I was reading about this crazy cash-game ruling at the WSOP where the first player in a four-way pot threw his cards into the muck face-up after the river was dealt with the obvious intention to fold, but then jokingly said "I'm all-in" and was held to the all-in call for $7K in a pot of a few hundred (as his cards were still technically live) by the floor.  Subsequently, a player with the second nuts called, and received the $7K windfall.  This seemed, at least to me, such a blatantly unfair ruling, given that it was obvious that he was joking and that there was no intent to call.  On the other hand, you can see what happens when floorpeople are inclined to blindly go "by the book", and there were some observers who of course simply responded that the player who was joking around "deserved it".

This got me to thinking though of some other situations in tournament play where you just know that the player in question did not intend to do something, but you might feel obliged to rule "by the book" anyways.  Some TDs recommend always ruling "by the book" while others feel that a player's intention is paramount and that Rule 1 should be freely applied.  Here is a very common situation that I think fits into this "intent" or "by the book" discussion, and would be curious to know how others would deal with this situation:

You are called to the table.  Blinds are 25/50.  Player A has raised from UTG to 125.  Player B threw in (without verbal) a 25 chip and what he claims to have thought as a 100 chip, but was actually a 500 chip, which like the 100 chip is dark in color.  He claims he intended only to call the 125, not raise to 525.

Parts of the exercise:
• 1. From the poker ruling text, list every chip denomination that is named with the word "chip."
• 2. Extend the poker ruling text from the point where it stops.
The items that follow come from a different source than the text.

Supplied records:
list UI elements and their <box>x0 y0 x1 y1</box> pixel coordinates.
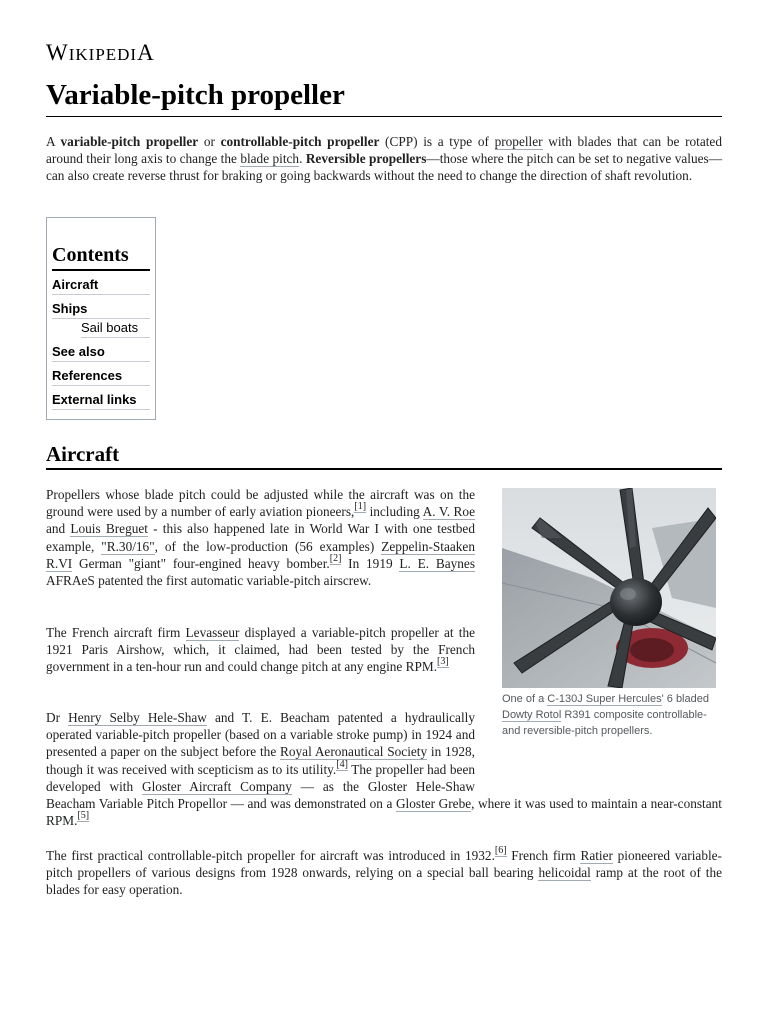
toc-item-sail-boats[interactable]: Sail boats <box>81 320 150 338</box>
bold-term: controllable-pitch propeller <box>220 134 380 149</box>
link-a-v-roe[interactable]: A. V. Roe <box>422 504 475 520</box>
reference-link[interactable]: [6] <box>494 845 507 856</box>
figure-propeller <box>502 488 716 739</box>
propeller-image[interactable] <box>502 488 716 688</box>
reference-link[interactable]: [3] <box>437 656 449 668</box>
section-heading-aircraft: Aircraft <box>46 440 722 470</box>
toc-item-external-links[interactable]: External links <box>52 392 150 410</box>
link-gloster-grebe[interactable]: Gloster Grebe <box>395 796 472 812</box>
reference-link[interactable]: [2] <box>329 552 342 564</box>
link-propeller[interactable]: propeller <box>494 134 543 149</box>
link-royal-aeronautical-society[interactable]: Royal Aeronautical Society <box>280 744 428 760</box>
link-zeppelin-staaken[interactable]: Zeppelin-Staaken R.VI <box>46 538 475 571</box>
logo-initial: W <box>46 40 69 65</box>
toc-item-aircraft[interactable]: Aircraft <box>52 277 150 295</box>
link-l-e-baynes[interactable]: L. E. Baynes <box>399 555 475 571</box>
intro-paragraph: A variable-pitch propeller or controllable-pitch propeller (CPP) is a type of propeller with blades that can be rotated around their long axis to change the blade pitch. Reversible propellers—those where the pitch can be set to negative values—can also create reverse thrust for braking or going backwards without the need to change the direction of shaft revolution. <box>46 134 722 184</box>
link-blade-pitch[interactable]: blade pitch <box>240 151 300 167</box>
toc-title: Contents <box>52 244 150 271</box>
bold-term: Reversible propellers <box>305 151 427 167</box>
reference-link[interactable]: [1] <box>354 501 367 513</box>
page-title: Variable-pitch propeller <box>46 76 722 117</box>
link-hele-shaw[interactable]: Henry Selby Hele-Shaw <box>68 710 207 725</box>
reference-link[interactable]: [4] <box>336 758 348 770</box>
paragraph: The French aircraft firm Levasseur displayed a variable-pitch propeller at the 1921 Paris Airshow, which, it claimed, had been tested by the French government in a ten-hour run and could change pitch at any engine RPM.[3] <box>46 625 475 675</box>
bold-term: variable-pitch propeller <box>60 134 199 149</box>
link-levasseur[interactable]: Levasseur <box>185 625 240 640</box>
link-ratier[interactable]: Ratier <box>580 848 613 863</box>
logo-final: A <box>137 40 155 65</box>
link-helicoidal[interactable]: helicoidal <box>538 865 591 881</box>
toc-item-references[interactable]: References <box>52 368 150 386</box>
paragraph: Dr Henry Selby Hele-Shaw and T. E. Beacham patented a hydraulically operated variable-pitch propeller (based on a variable stroke pump) in 1924 and presented a paper on the subject before the Royal Aeronautical Society in 1928, though it was received with scepticism as to its utility.[4] The propeller had been developed with Gloster Aircraft Company — as the Gloster Hele-Shaw Beacham Variable Pitch Propellor — and was demonstrated on a Gloster Grebe, where it was used to maintain a near-constant RPM.[5] <box>46 710 722 829</box>
reference-link[interactable]: [5] <box>77 810 90 822</box>
link-gloster-aircraft-company[interactable]: Gloster Aircraft Company <box>141 778 292 794</box>
link-r30-16[interactable]: "R.30/16" <box>101 538 155 554</box>
link-c130j[interactable]: C-130J Super Hercules <box>547 693 662 705</box>
link-dowty-rotol[interactable]: Dowty Rotol <box>502 709 562 721</box>
toc-item-see-also[interactable]: See also <box>52 344 150 362</box>
wikipedia-logo[interactable] <box>46 40 155 66</box>
toc-item-ships[interactable]: Ships <box>52 301 150 319</box>
figure-caption: One of a C-130J Super Hercules' 6 bladed Dowty Rotol R391 composite controllable- and reversible-pitch propellers. <box>502 693 709 737</box>
paragraph: The first practical controllable-pitch propeller for aircraft was introduced in 1932.[6] French firm Ratier pioneered variable-pitch propellers of various designs from 1928 onwards, relying on a special ball bearing helicoidal ramp at the root of the blades for easy operation. <box>46 845 722 898</box>
logo-middle: IKIPEDI <box>68 45 138 64</box>
table-of-contents <box>46 217 156 420</box>
paragraph: Propellers whose blade pitch could be adjusted while the aircraft was on the ground were used by a number of early aviation pioneers,[1] including A. V. Roe and Louis Breguet - this also happened late in World War I with one testbed example, "R.30/16", of the low-production (56 examples) Zeppelin-Staaken R.VI German "giant" four-engined heavy bomber.[2] In 1919 L. E. Baynes AFRAeS patented the first automatic variable-pitch airscrew. <box>46 487 475 589</box>
link-louis-breguet[interactable]: Louis Breguet <box>70 521 148 537</box>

Exercise responses:
• 1. 25, 100, 500

• 2.
a)  What do you rule?
b)  Do you rule differently if you know that Player B has a history of playing angles with this type of move?
c)  Do you rule differently if the mistaken raise was different and a more significant amount, e.g. the player mistook a 1000 chips or a 5000 chip for the 100 chip?  Assume that the colors are such that it is not surprising that players are mixing up the denominations.  Does it matter if the raise would or would not be a significant portion of Player B's stack?
d)  Would the situation be any different if Player B was the first to act (Player A folded), and put out two chips, but indicated after that he meant to raise only to 125, and not 525/1025/5025?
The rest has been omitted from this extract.